------ DATA TO PROCESS ------
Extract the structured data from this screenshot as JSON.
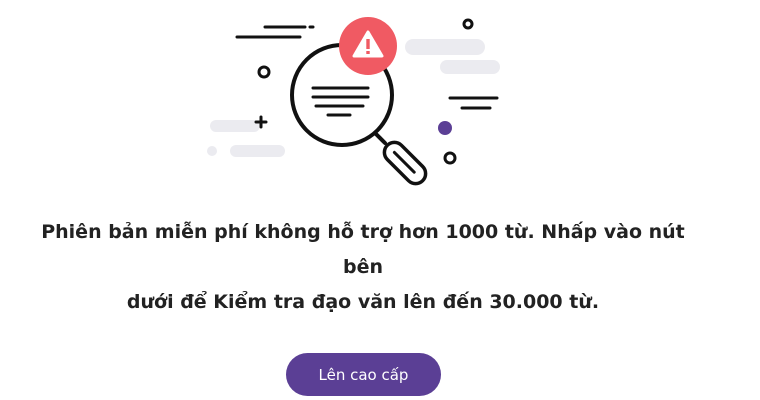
{
  "message": {
    "line1": "Phiên bản miễn phí không hỗ trợ hơn 1000 từ. Nhấp vào nút bên",
    "line2": "dưới để Kiểm tra đạo văn lên đến 30.000 từ."
  },
  "upgrade_button": {
    "label": "Lên cao cấp"
  },
  "illustration": {
    "icon": "magnifier-warning-icon",
    "colors": {
      "alert": "#f05a63",
      "accent": "#5b3f95",
      "cloud": "#ebebf0"
    }
  }
}
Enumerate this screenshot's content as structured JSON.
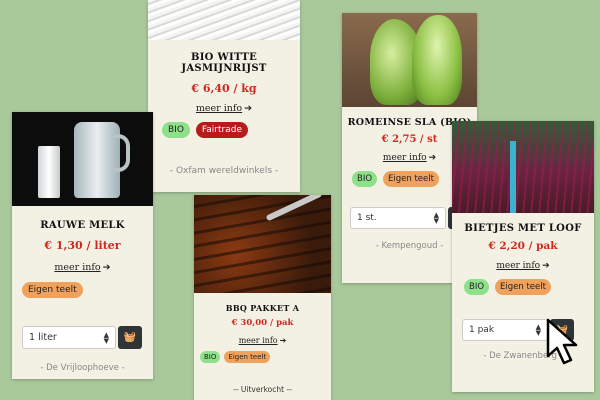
{
  "products": [
    {
      "title": "BIO WITTE JASMIJNRIJST",
      "price": "€ 6,40 / kg",
      "more": "meer info",
      "tags": [
        "BIO",
        "Fairtrade"
      ],
      "seller": "- Oxfam wereldwinkels -"
    },
    {
      "title": "ROMEINSE SLA (BIO)",
      "price": "€ 2,75 / st",
      "more": "meer info",
      "tags": [
        "BIO",
        "Eigen teelt"
      ],
      "qty": "1 st.",
      "seller": "- Kempengoud -"
    },
    {
      "title": "RAUWE MELK",
      "price": "€ 1,30 / liter",
      "more": "meer info",
      "tags": [
        "Eigen teelt"
      ],
      "qty": "1 liter",
      "seller": "- De Vrijloophoeve -"
    },
    {
      "title": "BBQ PAKKET A",
      "price": "€ 30,00 / pak",
      "more": "meer info",
      "tags": [
        "BIO",
        "Eigen teelt"
      ],
      "seller": "-- Uitverkocht --"
    },
    {
      "title": "BIETJES MET LOOF",
      "price": "€ 2,20 / pak",
      "more": "meer info",
      "tags": [
        "BIO",
        "Eigen teelt"
      ],
      "qty": "1 pak",
      "seller": "- De Zwanenberg -"
    }
  ],
  "icons": {
    "arrow": "→",
    "cart": "basket-icon",
    "select": "updown-icon"
  }
}
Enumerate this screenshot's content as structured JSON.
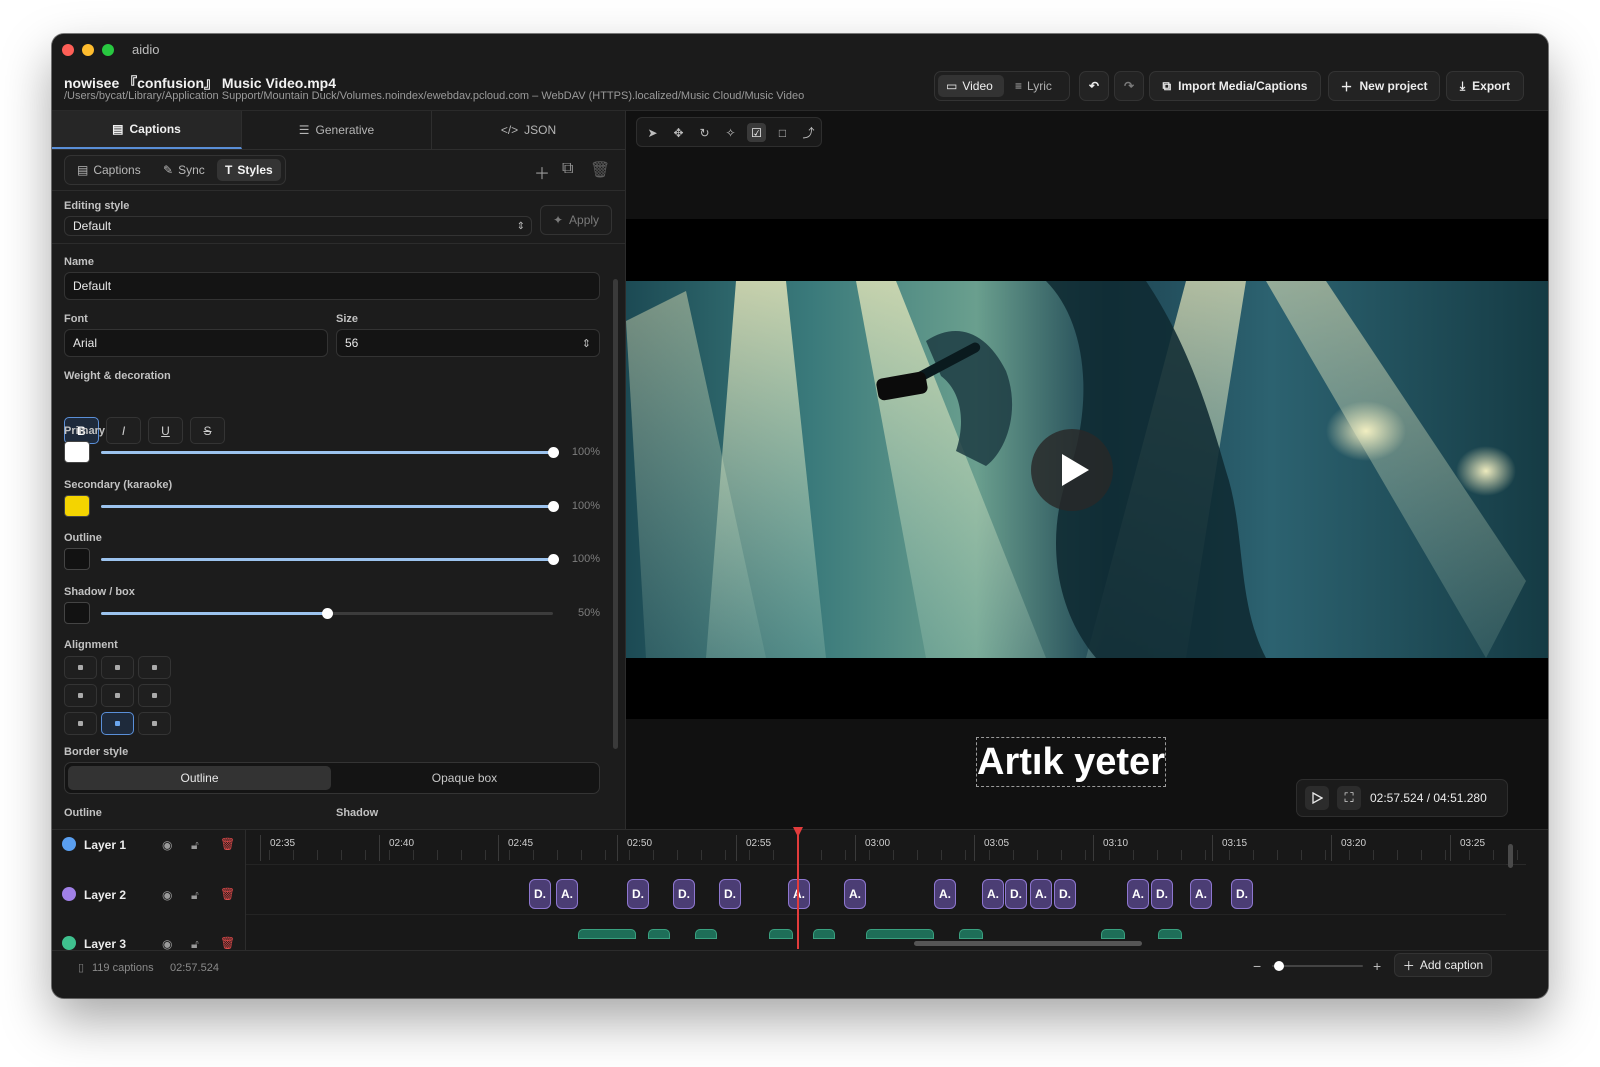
{
  "app": {
    "title": "aidio"
  },
  "header": {
    "file_name": "nowisee 『confusion』 Music Video.mp4",
    "file_path": "/Users/bycat/Library/Application Support/Mountain Duck/Volumes.noindex/ewebdav.pcloud.com – WebDAV (HTTPS).localized/Music Cloud/Music Video",
    "mode_video": "Video",
    "mode_lyric": "Lyric",
    "import_label": "Import Media/Captions",
    "new_project_label": "New project",
    "export_label": "Export"
  },
  "left_tabs": [
    "Captions",
    "Generative",
    "JSON"
  ],
  "sub_tabs": [
    "Captions",
    "Sync",
    "Styles"
  ],
  "style_editor": {
    "editing_style_label": "Editing style",
    "editing_style_value": "Default",
    "apply_label": "Apply",
    "name_label": "Name",
    "name_value": "Default",
    "font_label": "Font",
    "font_value": "Arial",
    "size_label": "Size",
    "size_value": "56",
    "weight_label": "Weight & decoration",
    "weight_buttons": [
      "B",
      "I",
      "U",
      "S"
    ],
    "colors": [
      {
        "label": "Primary",
        "swatch": "#ffffff",
        "percent_text": "100%",
        "value": 1.0
      },
      {
        "label": "Secondary (karaoke)",
        "swatch": "#f4d400",
        "percent_text": "100%",
        "value": 1.0
      },
      {
        "label": "Outline",
        "swatch": "#121212",
        "percent_text": "100%",
        "value": 1.0
      },
      {
        "label": "Shadow / box",
        "swatch": "#121212",
        "percent_text": "50%",
        "value": 0.5
      }
    ],
    "alignment_label": "Alignment",
    "alignment_selected": "bottom-center",
    "border_style_label": "Border style",
    "border_options": [
      "Outline",
      "Opaque box"
    ],
    "outline_label": "Outline",
    "shadow_label": "Shadow"
  },
  "viewer": {
    "caption_text": "Artık yeter",
    "time_display": "02:57.524 / 04:51.280"
  },
  "timeline": {
    "layers": [
      {
        "name": "Layer 1",
        "color": "#5a9ff0"
      },
      {
        "name": "Layer 2",
        "color": "#a080e6"
      },
      {
        "name": "Layer 3",
        "color": "#3fc08e"
      }
    ],
    "ticks": [
      "02:35",
      "02:40",
      "02:45",
      "02:50",
      "02:55",
      "03:00",
      "03:05",
      "03:10",
      "03:15",
      "03:20",
      "03:25"
    ],
    "clips": [
      "D.",
      "A.",
      "D.",
      "D.",
      "D.",
      "A.",
      "A.",
      "A.",
      "A.",
      "D.",
      "A.",
      "D.",
      "A.",
      "D.",
      "A.",
      "D."
    ]
  },
  "status": {
    "caption_count": "119 captions",
    "current_time": "02:57.524",
    "add_caption_label": "Add caption"
  },
  "colors": {
    "accent": "#5a8fd8",
    "playhead": "#e23c3c"
  }
}
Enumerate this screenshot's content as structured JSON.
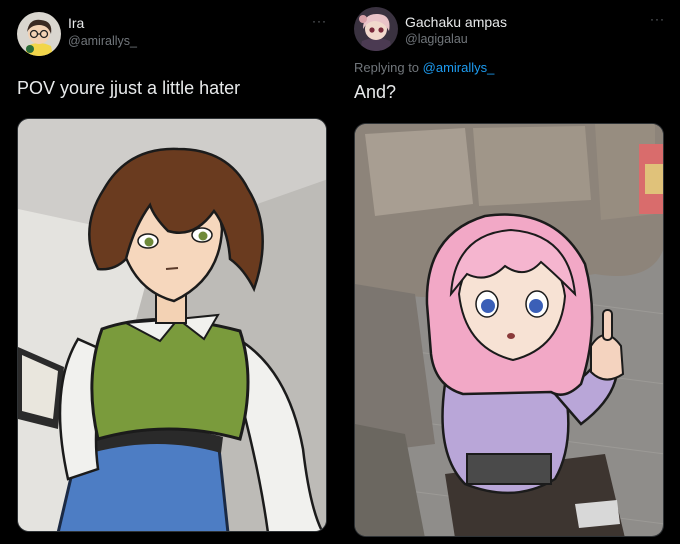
{
  "left_tweet": {
    "author_name": "Ira",
    "author_handle": "@amirallys_",
    "more_label": "···",
    "text": "POV youre jjust a little hater",
    "avatar_icon": "avatar-glasses-character",
    "image_desc_icon": "drawn-character-photo"
  },
  "right_tweet": {
    "author_name": "Gachaku ampas",
    "author_handle": "@lagigalau",
    "more_label": "···",
    "replying_to_prefix": "Replying to ",
    "replying_to_handle": "@amirallys_",
    "text": "And?",
    "avatar_icon": "avatar-anime-character",
    "image_desc_icon": "drawn-character-photo"
  },
  "colors": {
    "background": "#000000",
    "text": "#e7e9ea",
    "secondary": "#71767b",
    "link": "#1d9bf0"
  }
}
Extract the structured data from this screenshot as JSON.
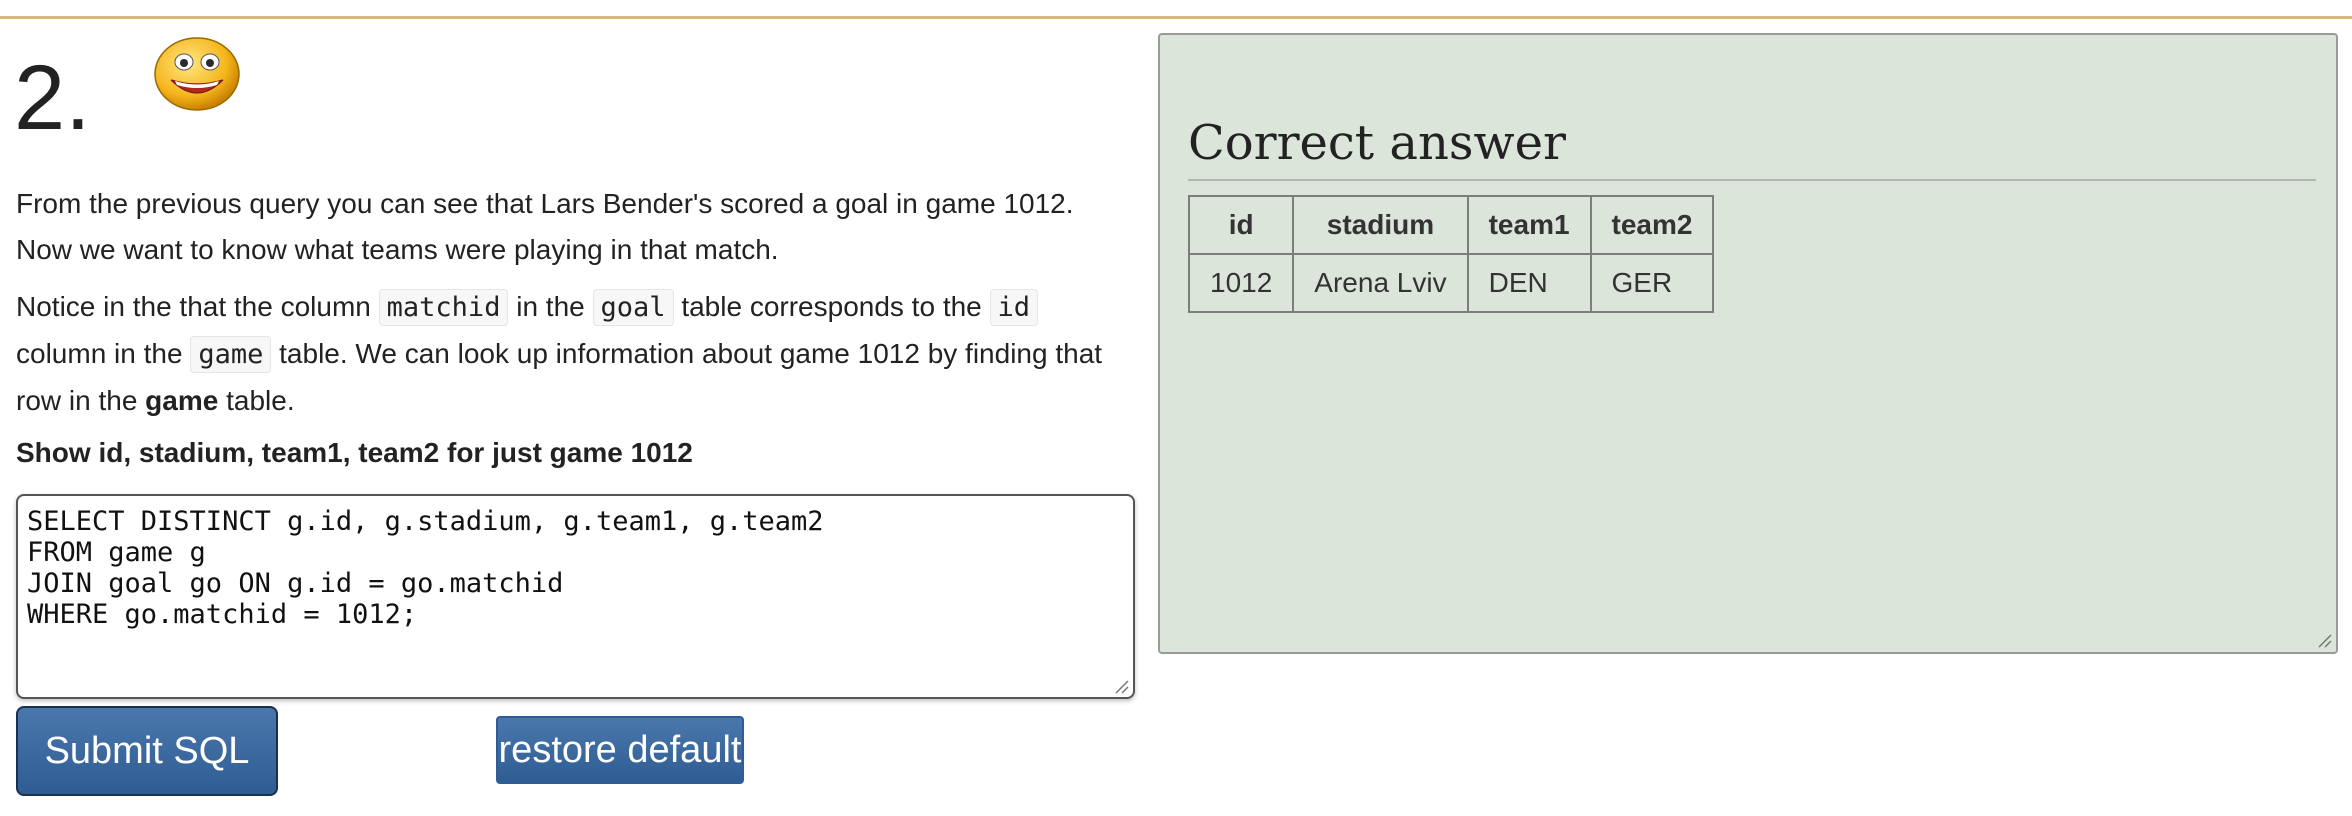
{
  "question": {
    "number": "2.",
    "emoji": "smiley-face-icon"
  },
  "intro": {
    "line1": "From the previous query you can see that Lars Bender's scored a goal in game 1012.",
    "line2": "Now we want to know what teams were playing in that match."
  },
  "notice": {
    "t1": "Notice in the that the column ",
    "c1": "matchid",
    "t2": " in the ",
    "c2": "goal",
    "t3": " table corresponds to the ",
    "c3": "id",
    "t4": "column in the ",
    "c4": "game",
    "t5": " table. We can look up information about game 1012 by finding that",
    "t6": "row in the ",
    "bold": "game",
    "t7": " table."
  },
  "task": "Show id, stadium, team1, team2 for just game 1012",
  "editor": {
    "value": "SELECT DISTINCT g.id, g.stadium, g.team1, g.team2\nFROM game g\nJOIN goal go ON g.id = go.matchid\nWHERE go.matchid = 1012;"
  },
  "buttons": {
    "submit": "Submit SQL",
    "restore": "restore default"
  },
  "answer": {
    "heading": "Correct answer",
    "columns": [
      "id",
      "stadium",
      "team1",
      "team2"
    ],
    "rows": [
      [
        "1012",
        "Arena Lviv",
        "DEN",
        "GER"
      ]
    ]
  },
  "colors": {
    "accent_rule": "#d4b97a",
    "panel_bg": "#dbe5da",
    "button": "#2f5d93"
  }
}
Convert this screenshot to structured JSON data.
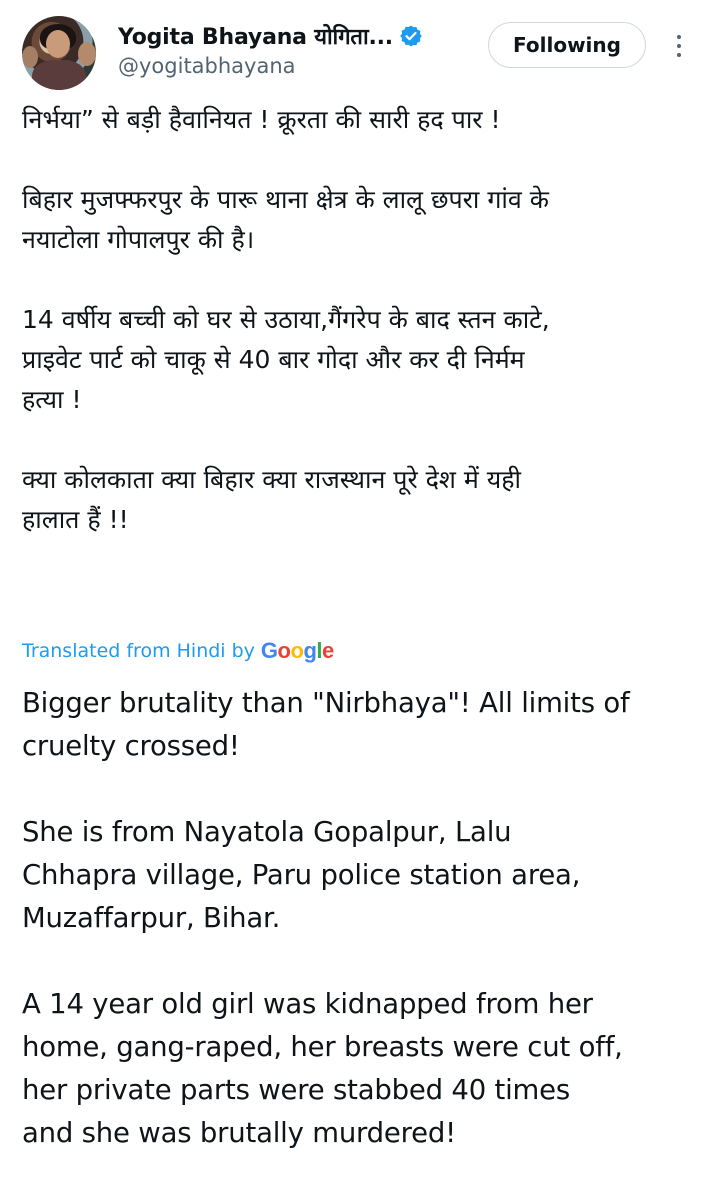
{
  "author": {
    "display_name": "Yogita Bhayana योगिता...",
    "handle": "@yogitabhayana",
    "verified": true
  },
  "actions": {
    "follow_label": "Following",
    "more_icon": "more-vertical-icon"
  },
  "tweet": {
    "hindi": [
      "निर्भया” से बड़ी हैवानियत ! क्रूरता की सारी हद पार !",
      "बिहार मुजफ्फरपुर के पारू थाना क्षेत्र के लालू छपरा गांव के\nनयाटोला गोपालपुर की है।",
      "14 वर्षीय बच्ची को घर से उठाया,गैंगरेप के बाद स्तन काटे,\nप्राइवेट पार्ट को चाकू से 40 बार गोदा और कर दी निर्मम\nहत्या !",
      "क्या कोलकाता क्या बिहार क्या राजस्थान पूरे देश में यही\nहालात हैं !!"
    ],
    "translation_label": "Translated from Hindi by",
    "translation_provider": "Google",
    "english": [
      "Bigger brutality than \"Nirbhaya\"! All limits of\ncruelty crossed!",
      "She is from Nayatola Gopalpur, Lalu\nChhapra village, Paru police station area,\nMuzaffarpur, Bihar.",
      "A 14 year old girl was kidnapped from her\nhome, gang-raped, her breasts were cut off,\nher private parts were stabbed 40 times\nand she was brutally murdered!"
    ]
  },
  "colors": {
    "text": "#0f1419",
    "secondary": "#536471",
    "accent": "#1d9bf0",
    "border": "#cfd9de"
  }
}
------
How many lines in the records above contain the word "Outline"? Give only the number.

- [OUTPUT BELOW]: 3